* [About this task]: Reproduce the entries that follow exactly, dropping each image.

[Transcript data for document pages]
★ ★ ★
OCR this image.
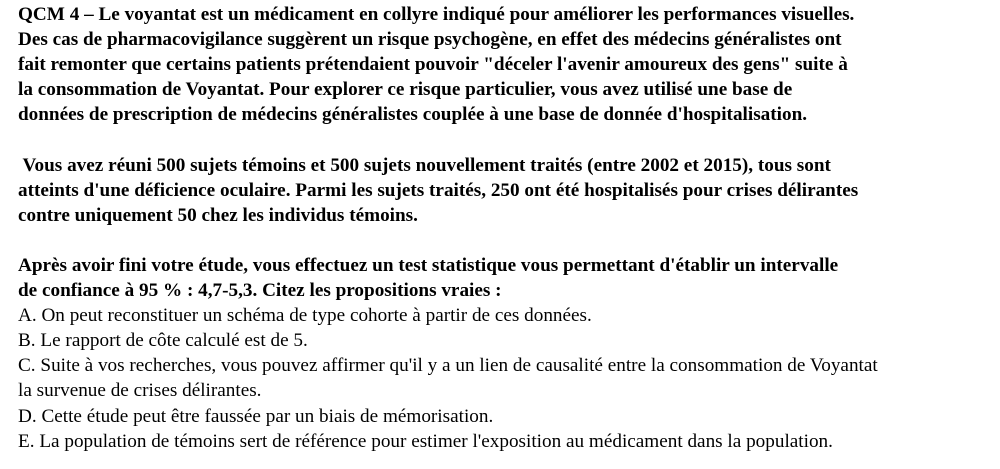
QCM 4 – Le voyantat est un médicament en collyre indiqué pour améliorer les performances visuelles.
Des cas de pharmacovigilance suggèrent un risque psychogène, en effet des médecins généralistes ont
fait remonter que certains patients prétendaient pouvoir "déceler l'avenir amoureux des gens" suite à
la consommation de Voyantat. Pour explorer ce risque particulier, vous avez utilisé une base de
données de prescription de médecins généralistes couplée à une base de donnée d'hospitalisation.
Vous avez réuni 500 sujets témoins et 500 sujets nouvellement traités (entre 2002 et 2015), tous sont
atteints d'une déficience oculaire. Parmi les sujets traités, 250 ont été hospitalisés pour crises délirantes
contre uniquement 50 chez les individus témoins.
Après avoir fini votre étude, vous effectuez un test statistique vous permettant d'établir un intervalle
de confiance à 95 % : 4,7-5,3. Citez les propositions vraies :
A. On peut reconstituer un schéma de type cohorte à partir de ces données.
B. Le rapport de côte calculé est de 5.
C. Suite à vos recherches, vous pouvez affirmer qu'il y a un lien de causalité entre la consommation de Voyantat
la survenue de crises délirantes.
D. Cette étude peut être faussée par un biais de mémorisation.
E. La population de témoins sert de référence pour estimer l'exposition au médicament dans la population.
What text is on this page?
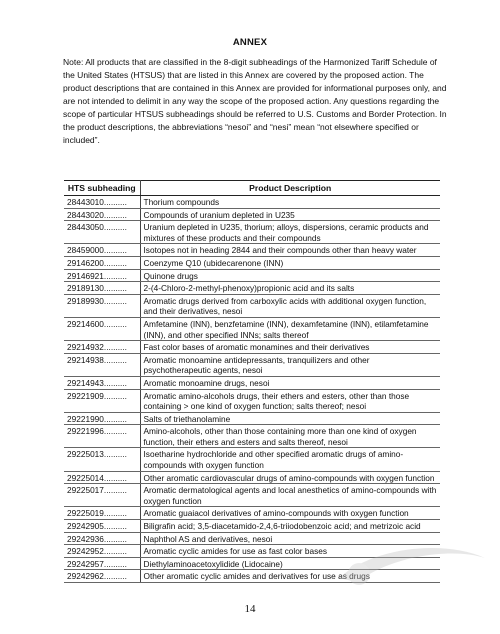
ANNEX

Note: All products that are classified in the 8-digit subheadings of the Harmonized Tariff Schedule of the United States (HTSUS) that are listed in this Annex are covered by the proposed action. The product descriptions that are contained in this Annex are provided for informational purposes only, and are not intended to delimit in any way the scope of the proposed action. Any questions regarding the scope of particular HTSUS subheadings should be referred to U.S. Customs and Border Protection. In the product descriptions, the abbreviations “nesoi” and “nesi” mean “not elsewhere specified or included”.

HTS subheading	Product Description
28443010..........	Thorium compounds
28443020..........	Compounds of uranium depleted in U235
28443050..........	Uranium depleted in U235, thorium; alloys, dispersions, ceramic products and mixtures of these products and their compounds
28459000..........	Isotopes not in heading 2844 and their compounds other than heavy water
29146200..........	Coenzyme Q10 (ubidecarenone (INN)
29146921..........	Quinone drugs
29189130..........	2-(4-Chloro-2-methyl-phenoxy)propionic acid and its salts
29189930..........	Aromatic drugs derived from carboxylic acids with additional oxygen function, and their derivatives, nesoi
29214600..........	Amfetamine (INN), benzfetamine (INN), dexamfetamine (INN), etilamfetamine (INN), and other specified INNs; salts thereof
29214932..........	Fast color bases of aromatic monamines and their derivatives
29214938..........	Aromatic monoamine antidepressants, tranquilizers and other psychotherapeutic agents, nesoi
29214943..........	Aromatic monoamine drugs, nesoi
29221909..........	Aromatic amino-alcohols drugs, their ethers and esters, other than those containing > one kind of oxygen function; salts thereof; nesoi
29221990..........	Salts of triethanolamine
29221996..........	Amino-alcohols, other than those containing more than one kind of oxygen function, their ethers and esters and salts thereof, nesoi
29225013..........	Isoetharine hydrochloride and other specified aromatic drugs of amino-compounds with oxygen function
29225014..........	Other aromatic cardiovascular drugs of amino-compounds with oxygen function
29225017..........	Aromatic dermatological agents and local anesthetics of amino-compounds with oxygen function
29225019..........	Aromatic guaiacol derivatives of amino-compounds with oxygen function
29242905..........	Biligrafin acid; 3,5-diacetamido-2,4,6-triiodobenzoic acid; and metrizoic acid
29242936..........	Naphthol AS and derivatives, nesoi
29242952..........	Aromatic cyclic amides for use as fast color bases
29242957..........	Diethylaminoacetoxylidide (Lidocaine)
29242962..........	Other aromatic cyclic amides and derivatives for use as drugs
14
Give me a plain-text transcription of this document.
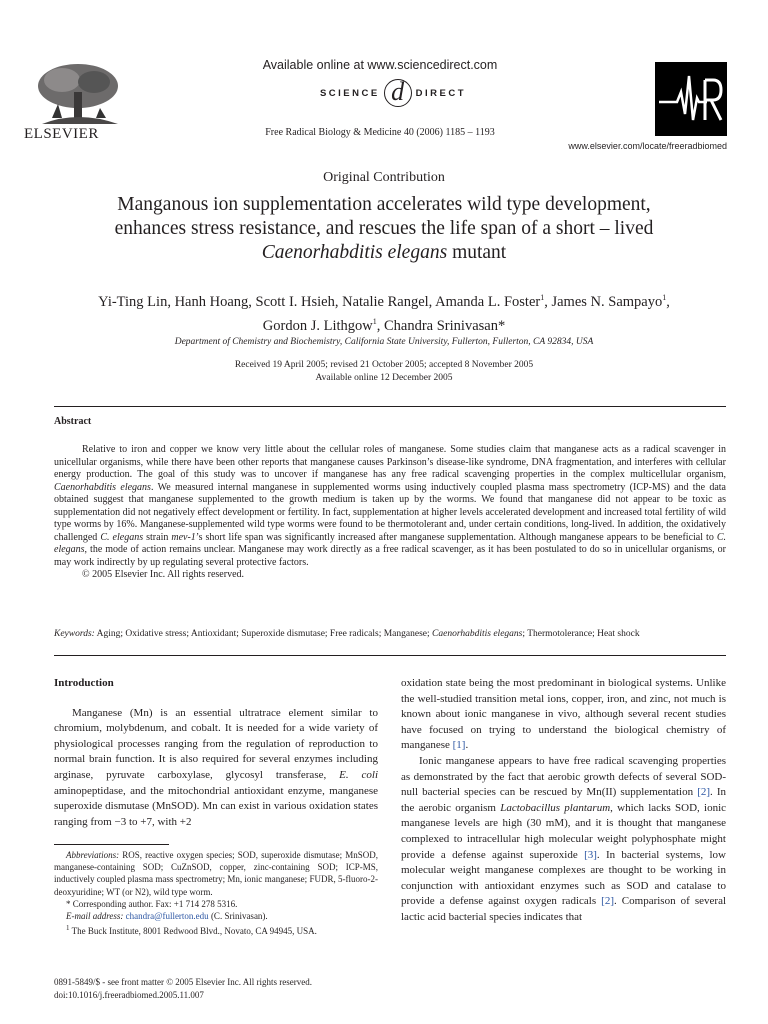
ELSEVIER
Available online at www.sciencedirect.com
SCIENCE d	DIRECT
Free Radical Biology & Medicine 40 (2006) 1185 – 1193
www.elsevier.com/locate/freeradbiomed
Original Contribution
Manganous ion supplementation accelerates wild type development,
enhances stress resistance, and rescues the life span of a short – lived
Caenorhabditis elegans mutant
Yi-Ting Lin, Hanh Hoang, Scott I. Hsieh, Natalie Rangel, Amanda L. Foster$^1$, James N. Sampayo$^1$,
Gordon J. Lithgow$^1$, Chandra Srinivasan*
Department of Chemistry and Biochemistry, California State University, Fullerton, Fullerton, CA 92834, USA
Received 19 April 2005; revised 21 October 2005; accepted 8 November 2005
Available online 12 December 2005
Abstract

Relative to iron and copper we know very little about the cellular roles of manganese. Some studies claim that manganese acts as a radical scavenger in unicellular organisms, while there have been other reports that manganese causes Parkinson’s disease-like syndrome, DNA fragmentation, and interferes with cellular energy production. The goal of this study was to uncover if manganese has any free radical scavenging properties in the complex multicellular organism, Caenorhabditis elegans. We measured internal manganese in supplemented worms using inductively coupled plasma mass spectrometry (ICP-MS) and the data obtained suggest that manganese supplemented to the growth medium is taken up by the worms. We found that manganese did not appear to be toxic as supplementation did not negatively effect development or fertility. In fact, supplementation at higher levels accelerated development and increased total fertility of wild type worms by 16%. Manganese-supplemented wild type worms were found to be thermotolerant and, under certain conditions, long-lived. In addition, the oxidatively challenged C. elegans strain mev-1’s short life span was significantly increased after manganese supplementation. Although manganese appears to be beneficial to C. elegans, the mode of action remains unclear. Manganese may work directly as a free radical scavenger, as it has been postulated to do so in unicellular organisms, or may work indirectly by up regulating several protective factors.

© 2005 Elsevier Inc. All rights reserved.

Keywords: Aging; Oxidative stress; Antioxidant; Superoxide dismutase; Free radicals; Manganese; Caenorhabditis elegans; Thermotolerance; Heat shock
Introduction

Manganese (Mn) is an essential ultratrace element similar to chromium, molybdenum, and cobalt. It is needed for a wide variety of physiological processes ranging from the regulation of reproduction to normal brain function. It is also required for several enzymes including arginase, pyruvate carboxylase, glycosyl transferase, E. coli aminopeptidase, and the mitochondrial antioxidant enzyme, manganese superoxide dismutase (MnSOD). Mn can exist in various oxidation states ranging from −3 to +7, with +2

Abbreviations: ROS, reactive oxygen species; SOD, superoxide dismutase; MnSOD, manganese-containing SOD; CuZnSOD, copper, zinc-containing SOD; ICP-MS, inductively coupled plasma mass spectrometry; Mn, ionic manganese; FUDR, 5-fluoro-2-deoxyuridine; WT (or N2), wild type worm.

* Corresponding author. Fax: +1 714 278 5316.

E-mail address: chandra@fullerton.edu (C. Srinivasan).

$^1$ The Buck Institute, 8001 Redwood Blvd., Novato, CA 94945, USA.

0891-5849/$ - see front matter © 2005 Elsevier Inc. All rights reserved.
doi:10.1016/j.freeradbiomed.2005.11.007

oxidation state being the most predominant in biological systems. Unlike the well-studied transition metal ions, copper, iron, and zinc, not much is known about ionic manganese in vivo, although several recent studies have focused on trying to understand the biological chemistry of manganese [1].

Ionic manganese appears to have free radical scavenging properties as demonstrated by the fact that aerobic growth defects of several SOD-null bacterial species can be rescued by Mn(II) supplementation [2]. In the aerobic organism Lactobacillus plantarum, which lacks SOD, ionic manganese levels are high (30 mM), and it is thought that manganese complexed to intracellular high molecular weight polyphosphate might provide a defense against superoxide [3]. In bacterial systems, low molecular weight manganese complexes are thought to be working in conjunction with antioxidant enzymes such as SOD and catalase to provide a defense against oxygen radicals [2]. Comparison of several lactic acid bacterial species indicates that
★ ★ ★
* [Written reply]:
OCR this image.
QCM 4 – Le voyantat est un médicament en collyre indiqué pour améliorer les performances visuelles.
Des cas de pharmacovigilance suggèrent un risque psychogène, en effet des médecins généralistes ont
fait remonter que certains patients prétendaient pouvoir "déceler l'avenir amoureux des gens" suite à
la consommation de Voyantat. Pour explorer ce risque particulier, vous avez utilisé une base de
données de prescription de médecins généralistes couplée à une base de donnée d'hospitalisation.
Vous avez réuni 500 sujets témoins et 500 sujets nouvellement traités (entre 2002 et 2015), tous sont
atteints d'une déficience oculaire. Parmi les sujets traités, 250 ont été hospitalisés pour crises délirantes
contre uniquement 50 chez les individus témoins.
Après avoir fini votre étude, vous effectuez un test statistique vous permettant d'établir un intervalle
de confiance à 95 % : 4,7-5,3. Citez les propositions vraies :
A. On peut reconstituer un schéma de type cohorte à partir de ces données.
B. Le rapport de côte calculé est de 5.
C. Suite à vos recherches, vous pouvez affirmer qu'il y a un lien de causalité entre la consommation de Voyantat
la survenue de crises délirantes.
D. Cette étude peut être faussée par un biais de mémorisation.
E. La population de témoins sert de référence pour estimer l'exposition au médicament dans la population.
What text is on this page?
ANNEX

Note: All products that are classified in the 8-digit subheadings of the Harmonized Tariff Schedule of the United States (HTSUS) that are listed in this Annex are covered by the proposed action. The product descriptions that are contained in this Annex are provided for informational purposes only, and are not intended to delimit in any way the scope of the proposed action. Any questions regarding the scope of particular HTSUS subheadings should be referred to U.S. Customs and Border Protection. In the product descriptions, the abbreviations “nesoi” and “nesi” mean “not elsewhere specified or included”.

HTS subheading	Product Description
28443010..........	Thorium compounds
28443020..........	Compounds of uranium depleted in U235
28443050..........	Uranium depleted in U235, thorium; alloys, dispersions, ceramic products and mixtures of these products and their compounds
28459000..........	Isotopes not in heading 2844 and their compounds other than heavy water
29146200..........	Coenzyme Q10 (ubidecarenone (INN)
29146921..........	Quinone drugs
29189130..........	2-(4-Chloro-2-methyl-phenoxy)propionic acid and its salts
29189930..........	Aromatic drugs derived from carboxylic acids with additional oxygen function, and their derivatives, nesoi
29214600..........	Amfetamine (INN), benzfetamine (INN), dexamfetamine (INN), etilamfetamine (INN), and other specified INNs; salts thereof
29214932..........	Fast color bases of aromatic monamines and their derivatives
29214938..........	Aromatic monoamine antidepressants, tranquilizers and other psychotherapeutic agents, nesoi
29214943..........	Aromatic monoamine drugs, nesoi
29221909..........	Aromatic amino-alcohols drugs, their ethers and esters, other than those containing > one kind of oxygen function; salts thereof; nesoi
29221990..........	Salts of triethanolamine
29221996..........	Amino-alcohols, other than those containing more than one kind of oxygen function, their ethers and esters and salts thereof, nesoi
29225013..........	Isoetharine hydrochloride and other specified aromatic drugs of amino-compounds with oxygen function
29225014..........	Other aromatic cardiovascular drugs of amino-compounds with oxygen function
29225017..........	Aromatic dermatological agents and local anesthetics of amino-compounds with oxygen function
29225019..........	Aromatic guaiacol derivatives of amino-compounds with oxygen function
29242905..........	Biligrafin acid; 3,5-diacetamido-2,4,6-triiodobenzoic acid; and metrizoic acid
29242936..........	Naphthol AS and derivatives, nesoi
29242952..........	Aromatic cyclic amides for use as fast color bases
29242957..........	Diethylaminoacetoxylidide (Lidocaine)
29242962..........	Other aromatic cyclic amides and derivatives for use as drugs
14
Give me a plain-text transcription of this document.
ELSEVIER
Available online at www.sciencedirect.com
SCIENCE d	DIRECT
Free Radical Biology & Medicine 40 (2006) 1185 – 1193
www.elsevier.com/locate/freeradbiomed
Original Contribution
Manganous ion supplementation accelerates wild type development,
enhances stress resistance, and rescues the life span of a short – lived
Caenorhabditis elegans mutant
Yi-Ting Lin, Hanh Hoang, Scott I. Hsieh, Natalie Rangel, Amanda L. Foster$^1$, James N. Sampayo$^1$,
Gordon J. Lithgow$^1$, Chandra Srinivasan*
Department of Chemistry and Biochemistry, California State University, Fullerton, Fullerton, CA 92834, USA
Received 19 April 2005; revised 21 October 2005; accepted 8 November 2005
Available online 12 December 2005
Abstract

Relative to iron and copper we know very little about the cellular roles of manganese. Some studies claim that manganese acts as a radical scavenger in unicellular organisms, while there have been other reports that manganese causes Parkinson’s disease-like syndrome, DNA fragmentation, and interferes with cellular energy production. The goal of this study was to uncover if manganese has any free radical scavenging properties in the complex multicellular organism, Caenorhabditis elegans. We measured internal manganese in supplemented worms using inductively coupled plasma mass spectrometry (ICP-MS) and the data obtained suggest that manganese supplemented to the growth medium is taken up by the worms. We found that manganese did not appear to be toxic as supplementation did not negatively effect development or fertility. In fact, supplementation at higher levels accelerated development and increased total fertility of wild type worms by 16%. Manganese-supplemented wild type worms were found to be thermotolerant and, under certain conditions, long-lived. In addition, the oxidatively challenged C. elegans strain mev-1’s short life span was significantly increased after manganese supplementation. Although manganese appears to be beneficial to C. elegans, the mode of action remains unclear. Manganese may work directly as a free radical scavenger, as it has been postulated to do so in unicellular organisms, or may work indirectly by up regulating several protective factors.

© 2005 Elsevier Inc. All rights reserved.

Keywords: Aging; Oxidative stress; Antioxidant; Superoxide dismutase; Free radicals; Manganese; Caenorhabditis elegans; Thermotolerance; Heat shock
Introduction

Manganese (Mn) is an essential ultratrace element similar to chromium, molybdenum, and cobalt. It is needed for a wide variety of physiological processes ranging from the regulation of reproduction to normal brain function. It is also required for several enzymes including arginase, pyruvate carboxylase, glycosyl transferase, E. coli aminopeptidase, and the mitochondrial antioxidant enzyme, manganese superoxide dismutase (MnSOD). Mn can exist in various oxidation states ranging from −3 to +7, with +2

Abbreviations: ROS, reactive oxygen species; SOD, superoxide dismutase; MnSOD, manganese-containing SOD; CuZnSOD, copper, zinc-containing SOD; ICP-MS, inductively coupled plasma mass spectrometry; Mn, ionic manganese; FUDR, 5-fluoro-2-deoxyuridine; WT (or N2), wild type worm.

* Corresponding author. Fax: +1 714 278 5316.

E-mail address: chandra@fullerton.edu (C. Srinivasan).

$^1$ The Buck Institute, 8001 Redwood Blvd., Novato, CA 94945, USA.

0891-5849/$ - see front matter © 2005 Elsevier Inc. All rights reserved.
doi:10.1016/j.freeradbiomed.2005.11.007

oxidation state being the most predominant in biological systems. Unlike the well-studied transition metal ions, copper, iron, and zinc, not much is known about ionic manganese in vivo, although several recent studies have focused on trying to understand the biological chemistry of manganese [1].

Ionic manganese appears to have free radical scavenging properties as demonstrated by the fact that aerobic growth defects of several SOD-null bacterial species can be rescued by Mn(II) supplementation [2]. In the aerobic organism Lactobacillus plantarum, which lacks SOD, ionic manganese levels are high (30 mM), and it is thought that manganese complexed to intracellular high molecular weight polyphosphate might provide a defense against superoxide [3]. In bacterial systems, low molecular weight manganese complexes are thought to be working in conjunction with antioxidant enzymes such as SOD and catalase to provide a defense against oxygen radicals [2]. Comparison of several lactic acid bacterial species indicates that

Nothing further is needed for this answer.